▸ **EXTRACTED ENTRIES**:
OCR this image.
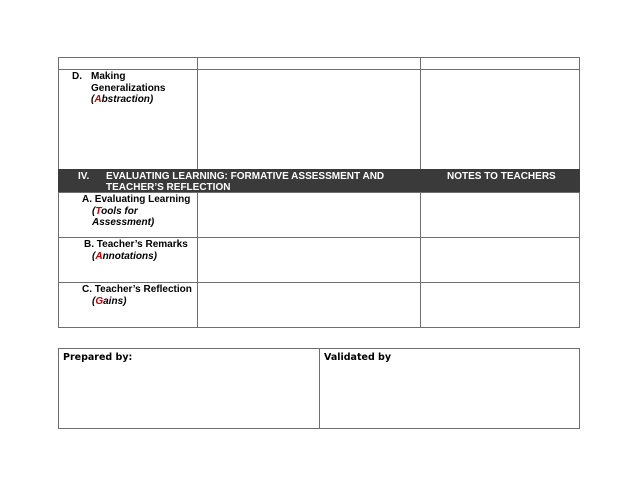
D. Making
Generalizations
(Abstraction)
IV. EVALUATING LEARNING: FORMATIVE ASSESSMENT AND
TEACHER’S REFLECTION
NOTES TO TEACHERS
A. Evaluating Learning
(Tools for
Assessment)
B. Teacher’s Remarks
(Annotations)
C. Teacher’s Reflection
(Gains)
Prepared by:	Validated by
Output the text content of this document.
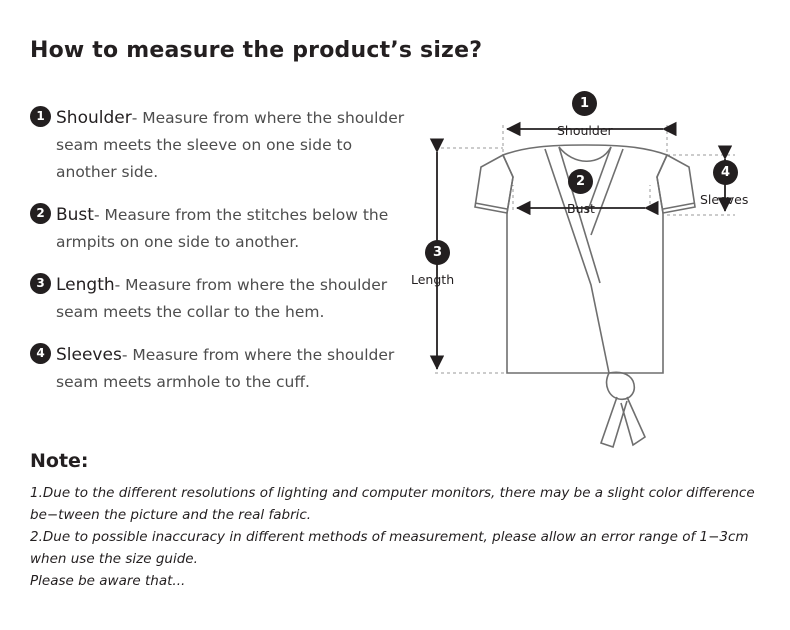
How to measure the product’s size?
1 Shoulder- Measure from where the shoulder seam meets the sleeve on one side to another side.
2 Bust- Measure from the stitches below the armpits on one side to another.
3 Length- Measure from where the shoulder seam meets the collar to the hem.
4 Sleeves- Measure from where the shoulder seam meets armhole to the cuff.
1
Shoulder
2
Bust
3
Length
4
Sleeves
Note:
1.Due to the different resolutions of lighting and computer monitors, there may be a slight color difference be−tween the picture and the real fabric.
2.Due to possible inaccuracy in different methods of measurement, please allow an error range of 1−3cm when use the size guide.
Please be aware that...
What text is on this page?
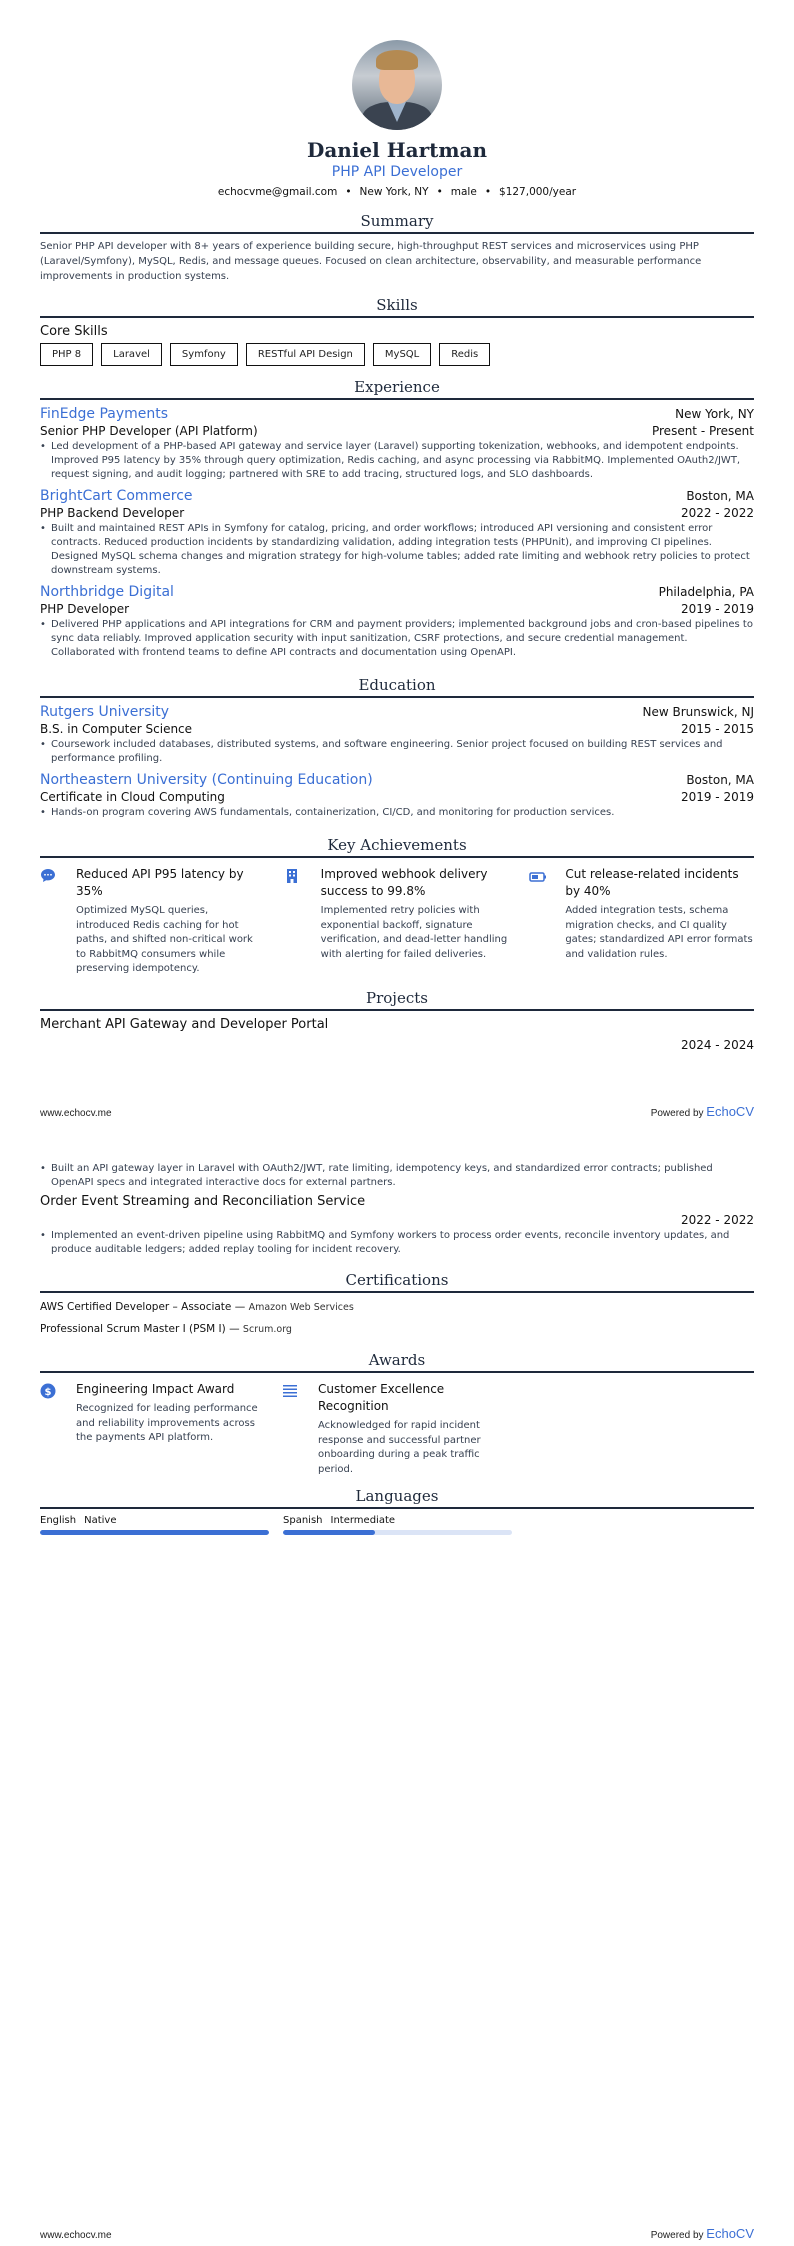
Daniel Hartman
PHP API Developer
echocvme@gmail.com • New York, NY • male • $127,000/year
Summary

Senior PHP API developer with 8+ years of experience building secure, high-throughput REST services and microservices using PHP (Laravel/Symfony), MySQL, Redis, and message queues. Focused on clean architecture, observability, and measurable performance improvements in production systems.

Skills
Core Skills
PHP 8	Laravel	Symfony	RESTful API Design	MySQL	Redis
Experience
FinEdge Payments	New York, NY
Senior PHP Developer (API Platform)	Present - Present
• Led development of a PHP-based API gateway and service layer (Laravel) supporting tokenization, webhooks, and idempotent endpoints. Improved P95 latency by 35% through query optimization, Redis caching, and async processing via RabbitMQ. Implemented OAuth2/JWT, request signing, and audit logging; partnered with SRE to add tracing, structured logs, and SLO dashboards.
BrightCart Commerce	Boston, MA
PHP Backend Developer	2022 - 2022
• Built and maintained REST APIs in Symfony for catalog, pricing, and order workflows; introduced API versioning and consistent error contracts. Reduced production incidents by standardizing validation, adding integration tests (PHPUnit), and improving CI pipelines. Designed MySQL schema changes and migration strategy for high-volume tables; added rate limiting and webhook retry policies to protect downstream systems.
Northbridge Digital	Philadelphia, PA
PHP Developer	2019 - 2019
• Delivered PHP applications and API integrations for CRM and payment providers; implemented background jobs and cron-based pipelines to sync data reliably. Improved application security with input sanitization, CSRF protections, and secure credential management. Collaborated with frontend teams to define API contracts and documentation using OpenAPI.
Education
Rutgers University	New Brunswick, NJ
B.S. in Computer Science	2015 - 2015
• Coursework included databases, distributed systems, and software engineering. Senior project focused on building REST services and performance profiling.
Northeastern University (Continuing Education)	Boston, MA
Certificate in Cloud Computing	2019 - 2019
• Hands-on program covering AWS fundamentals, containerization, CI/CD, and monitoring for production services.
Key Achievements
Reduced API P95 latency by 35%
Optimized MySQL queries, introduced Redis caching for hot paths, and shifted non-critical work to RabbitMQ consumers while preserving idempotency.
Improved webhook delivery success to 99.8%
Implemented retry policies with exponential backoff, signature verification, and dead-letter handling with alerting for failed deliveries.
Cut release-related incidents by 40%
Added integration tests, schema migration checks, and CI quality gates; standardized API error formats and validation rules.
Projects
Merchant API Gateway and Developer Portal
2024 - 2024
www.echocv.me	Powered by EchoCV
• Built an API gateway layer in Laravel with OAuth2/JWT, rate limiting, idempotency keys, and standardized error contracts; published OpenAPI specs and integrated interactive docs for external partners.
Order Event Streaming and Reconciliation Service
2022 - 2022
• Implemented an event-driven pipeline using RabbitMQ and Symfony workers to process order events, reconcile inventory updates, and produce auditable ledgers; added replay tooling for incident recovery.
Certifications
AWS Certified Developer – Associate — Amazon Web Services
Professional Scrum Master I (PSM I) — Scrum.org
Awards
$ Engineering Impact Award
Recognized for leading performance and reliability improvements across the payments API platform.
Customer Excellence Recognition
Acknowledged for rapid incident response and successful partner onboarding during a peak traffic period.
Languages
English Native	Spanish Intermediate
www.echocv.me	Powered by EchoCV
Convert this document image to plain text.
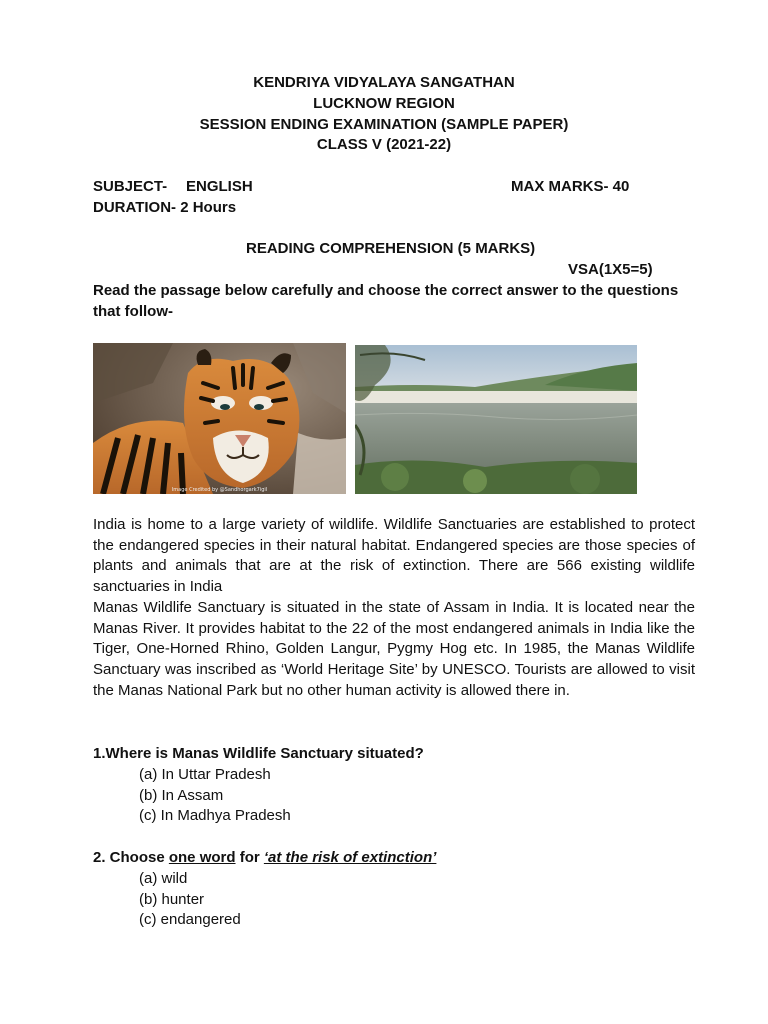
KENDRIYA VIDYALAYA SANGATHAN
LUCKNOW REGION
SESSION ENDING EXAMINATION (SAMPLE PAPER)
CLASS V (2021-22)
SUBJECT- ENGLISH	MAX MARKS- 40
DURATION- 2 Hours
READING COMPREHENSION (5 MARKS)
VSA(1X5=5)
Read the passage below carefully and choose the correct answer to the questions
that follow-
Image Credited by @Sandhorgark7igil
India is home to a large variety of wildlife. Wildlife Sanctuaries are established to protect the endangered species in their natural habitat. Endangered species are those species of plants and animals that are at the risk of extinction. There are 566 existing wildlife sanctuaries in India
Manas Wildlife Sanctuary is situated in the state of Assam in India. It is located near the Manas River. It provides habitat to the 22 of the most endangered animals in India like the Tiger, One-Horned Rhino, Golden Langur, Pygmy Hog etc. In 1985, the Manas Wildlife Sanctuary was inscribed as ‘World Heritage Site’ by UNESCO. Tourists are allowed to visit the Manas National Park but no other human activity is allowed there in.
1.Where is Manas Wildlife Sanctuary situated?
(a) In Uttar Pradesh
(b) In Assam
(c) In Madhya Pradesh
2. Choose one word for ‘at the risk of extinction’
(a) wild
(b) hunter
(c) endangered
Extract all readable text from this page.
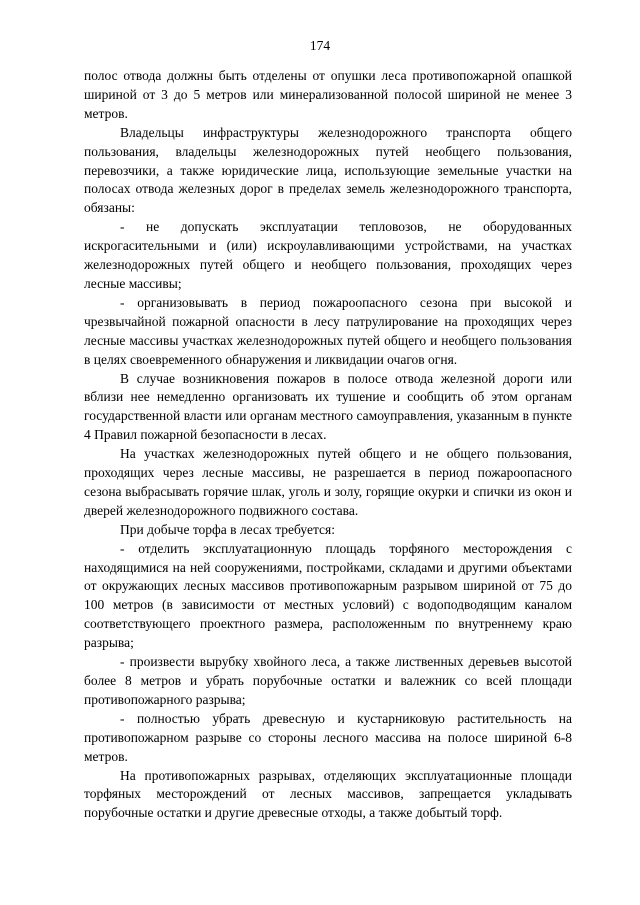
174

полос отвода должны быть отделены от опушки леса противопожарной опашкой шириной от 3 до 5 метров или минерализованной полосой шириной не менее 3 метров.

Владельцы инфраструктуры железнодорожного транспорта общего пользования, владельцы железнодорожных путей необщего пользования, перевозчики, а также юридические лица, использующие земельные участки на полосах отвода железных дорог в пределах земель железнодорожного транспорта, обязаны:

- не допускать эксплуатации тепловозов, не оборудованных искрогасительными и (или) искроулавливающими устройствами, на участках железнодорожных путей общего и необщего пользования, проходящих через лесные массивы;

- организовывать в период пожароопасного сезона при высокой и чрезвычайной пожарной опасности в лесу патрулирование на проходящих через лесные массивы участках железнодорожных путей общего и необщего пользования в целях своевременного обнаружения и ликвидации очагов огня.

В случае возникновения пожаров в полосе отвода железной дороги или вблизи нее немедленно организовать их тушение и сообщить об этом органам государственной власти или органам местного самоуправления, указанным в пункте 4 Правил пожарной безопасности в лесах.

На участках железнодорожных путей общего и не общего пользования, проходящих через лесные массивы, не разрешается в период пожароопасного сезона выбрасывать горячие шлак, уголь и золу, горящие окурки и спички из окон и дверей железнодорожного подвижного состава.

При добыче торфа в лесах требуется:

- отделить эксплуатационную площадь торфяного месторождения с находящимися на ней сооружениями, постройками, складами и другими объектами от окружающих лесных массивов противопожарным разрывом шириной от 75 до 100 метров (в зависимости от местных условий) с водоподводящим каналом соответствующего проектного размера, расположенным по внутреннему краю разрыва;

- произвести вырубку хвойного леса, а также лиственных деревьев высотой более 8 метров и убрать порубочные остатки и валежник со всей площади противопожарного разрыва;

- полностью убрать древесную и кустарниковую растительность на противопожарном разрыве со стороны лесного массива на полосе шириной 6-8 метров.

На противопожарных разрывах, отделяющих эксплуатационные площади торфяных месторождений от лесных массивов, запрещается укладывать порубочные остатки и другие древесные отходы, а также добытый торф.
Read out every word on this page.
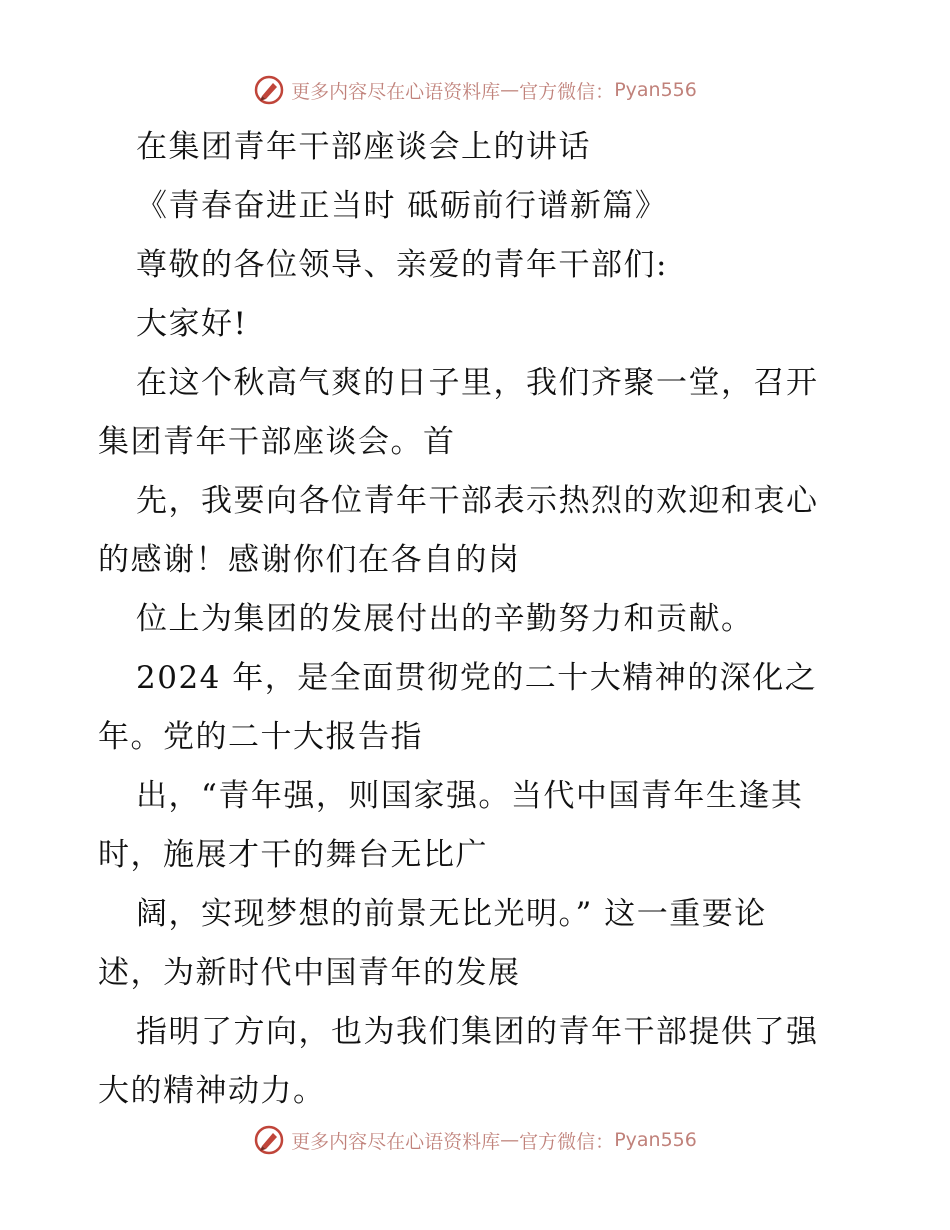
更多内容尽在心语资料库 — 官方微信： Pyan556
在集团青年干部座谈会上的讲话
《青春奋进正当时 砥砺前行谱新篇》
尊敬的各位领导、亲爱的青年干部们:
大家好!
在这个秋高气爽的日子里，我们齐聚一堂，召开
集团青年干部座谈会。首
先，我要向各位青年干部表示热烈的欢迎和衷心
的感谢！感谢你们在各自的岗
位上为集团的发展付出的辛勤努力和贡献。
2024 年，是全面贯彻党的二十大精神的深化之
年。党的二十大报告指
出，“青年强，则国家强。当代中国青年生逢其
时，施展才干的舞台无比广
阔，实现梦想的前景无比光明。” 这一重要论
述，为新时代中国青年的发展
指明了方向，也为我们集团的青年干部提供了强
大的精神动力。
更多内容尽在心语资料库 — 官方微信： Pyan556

▸ **TASK GOAL**: Make a list of all lines in the data that contain "meets".

▸ **WRITTEN RESPONSE**:
1 Shoulder- Measure from where the shoulder seam meets the sleeve on one side to another side.
3 Length- Measure from where the shoulder seam meets the collar to the hem.
4 Sleeves- Measure from where the shoulder seam meets armhole to the cuff.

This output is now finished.